Provide only the number of lines in the listing that contain the string "mistrovství".

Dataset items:

============================================================

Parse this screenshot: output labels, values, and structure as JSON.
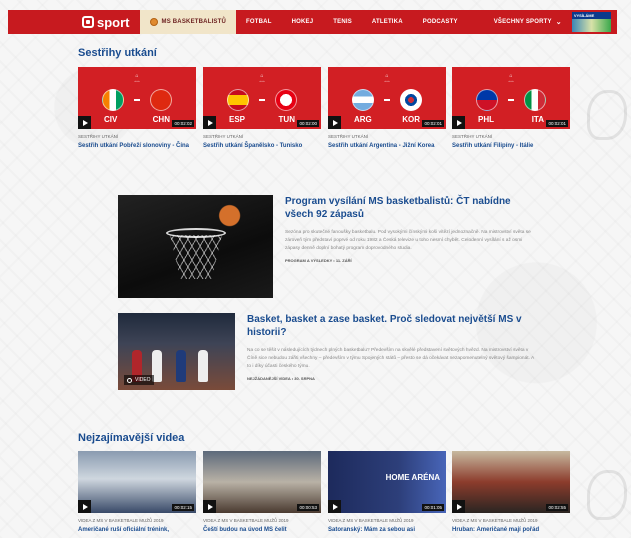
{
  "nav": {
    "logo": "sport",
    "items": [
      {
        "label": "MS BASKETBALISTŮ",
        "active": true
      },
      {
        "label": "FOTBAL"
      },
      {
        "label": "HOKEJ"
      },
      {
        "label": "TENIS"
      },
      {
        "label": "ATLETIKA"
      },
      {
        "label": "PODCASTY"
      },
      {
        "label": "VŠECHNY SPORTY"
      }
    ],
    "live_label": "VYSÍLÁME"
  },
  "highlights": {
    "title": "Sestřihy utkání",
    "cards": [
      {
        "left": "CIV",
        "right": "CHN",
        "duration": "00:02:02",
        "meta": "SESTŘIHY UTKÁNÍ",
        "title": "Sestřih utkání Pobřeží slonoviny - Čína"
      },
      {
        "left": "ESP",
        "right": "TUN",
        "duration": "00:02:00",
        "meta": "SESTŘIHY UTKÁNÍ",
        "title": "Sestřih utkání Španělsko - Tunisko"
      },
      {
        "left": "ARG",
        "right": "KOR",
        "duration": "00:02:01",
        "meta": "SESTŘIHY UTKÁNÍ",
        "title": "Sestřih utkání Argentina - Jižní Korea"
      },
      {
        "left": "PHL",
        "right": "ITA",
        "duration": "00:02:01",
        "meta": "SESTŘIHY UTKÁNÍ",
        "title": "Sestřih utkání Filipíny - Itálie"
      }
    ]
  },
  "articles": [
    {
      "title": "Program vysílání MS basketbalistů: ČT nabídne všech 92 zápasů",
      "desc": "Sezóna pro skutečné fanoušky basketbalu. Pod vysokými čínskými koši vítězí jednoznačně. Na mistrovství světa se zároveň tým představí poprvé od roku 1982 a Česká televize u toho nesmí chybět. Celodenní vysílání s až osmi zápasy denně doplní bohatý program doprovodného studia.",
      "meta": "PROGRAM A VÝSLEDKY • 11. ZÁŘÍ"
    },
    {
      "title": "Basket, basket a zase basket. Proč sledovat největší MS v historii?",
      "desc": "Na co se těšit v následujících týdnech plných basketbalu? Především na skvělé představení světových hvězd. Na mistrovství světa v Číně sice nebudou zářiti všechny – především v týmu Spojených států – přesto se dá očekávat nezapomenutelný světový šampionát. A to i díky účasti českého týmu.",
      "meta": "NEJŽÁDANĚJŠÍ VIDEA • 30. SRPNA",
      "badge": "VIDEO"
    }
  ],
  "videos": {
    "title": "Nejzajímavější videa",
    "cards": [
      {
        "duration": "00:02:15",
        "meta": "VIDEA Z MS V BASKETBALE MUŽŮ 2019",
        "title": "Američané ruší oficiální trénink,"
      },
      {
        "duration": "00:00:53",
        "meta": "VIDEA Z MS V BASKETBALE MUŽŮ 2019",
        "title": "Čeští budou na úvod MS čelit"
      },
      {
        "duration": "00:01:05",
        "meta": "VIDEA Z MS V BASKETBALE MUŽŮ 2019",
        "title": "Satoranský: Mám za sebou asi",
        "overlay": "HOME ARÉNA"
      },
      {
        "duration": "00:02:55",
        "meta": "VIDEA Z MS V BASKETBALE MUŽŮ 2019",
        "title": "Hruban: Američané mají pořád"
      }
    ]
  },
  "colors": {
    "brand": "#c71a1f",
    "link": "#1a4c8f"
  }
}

============================================================

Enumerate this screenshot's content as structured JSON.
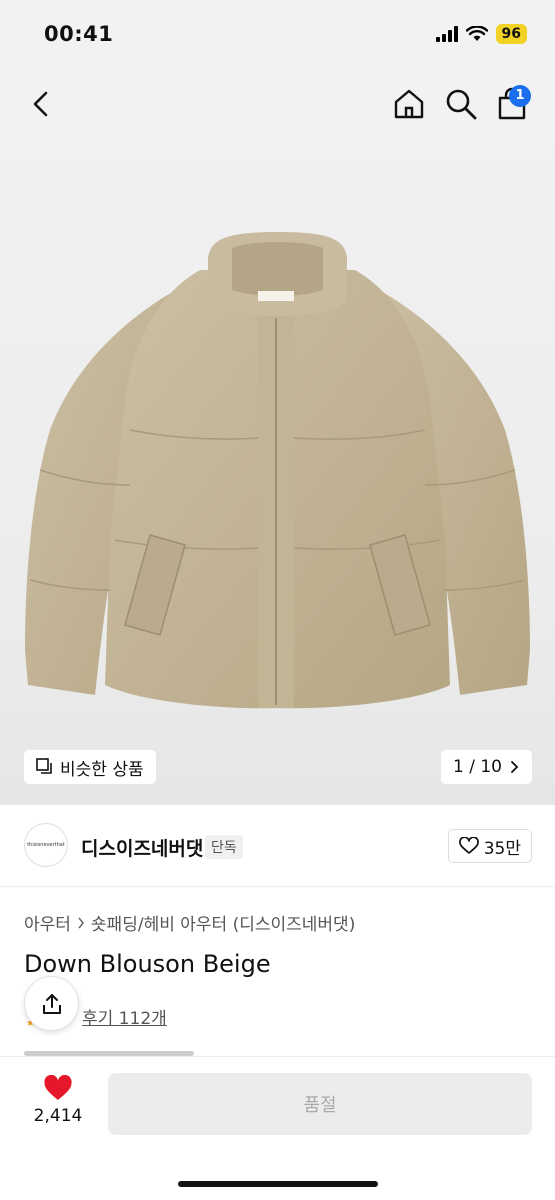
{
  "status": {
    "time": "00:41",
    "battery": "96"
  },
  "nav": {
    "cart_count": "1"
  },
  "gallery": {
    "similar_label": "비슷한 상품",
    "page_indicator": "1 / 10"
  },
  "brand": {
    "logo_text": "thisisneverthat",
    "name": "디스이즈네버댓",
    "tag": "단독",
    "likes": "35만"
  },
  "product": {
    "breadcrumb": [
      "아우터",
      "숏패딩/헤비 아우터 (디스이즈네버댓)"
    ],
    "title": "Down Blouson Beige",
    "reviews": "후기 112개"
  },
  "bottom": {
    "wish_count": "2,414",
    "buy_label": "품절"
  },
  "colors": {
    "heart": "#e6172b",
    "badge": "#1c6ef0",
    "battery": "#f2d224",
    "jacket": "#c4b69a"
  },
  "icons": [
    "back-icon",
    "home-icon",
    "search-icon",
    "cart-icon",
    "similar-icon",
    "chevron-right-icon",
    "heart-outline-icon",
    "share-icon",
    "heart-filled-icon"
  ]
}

============================================================

Answer to the problem
2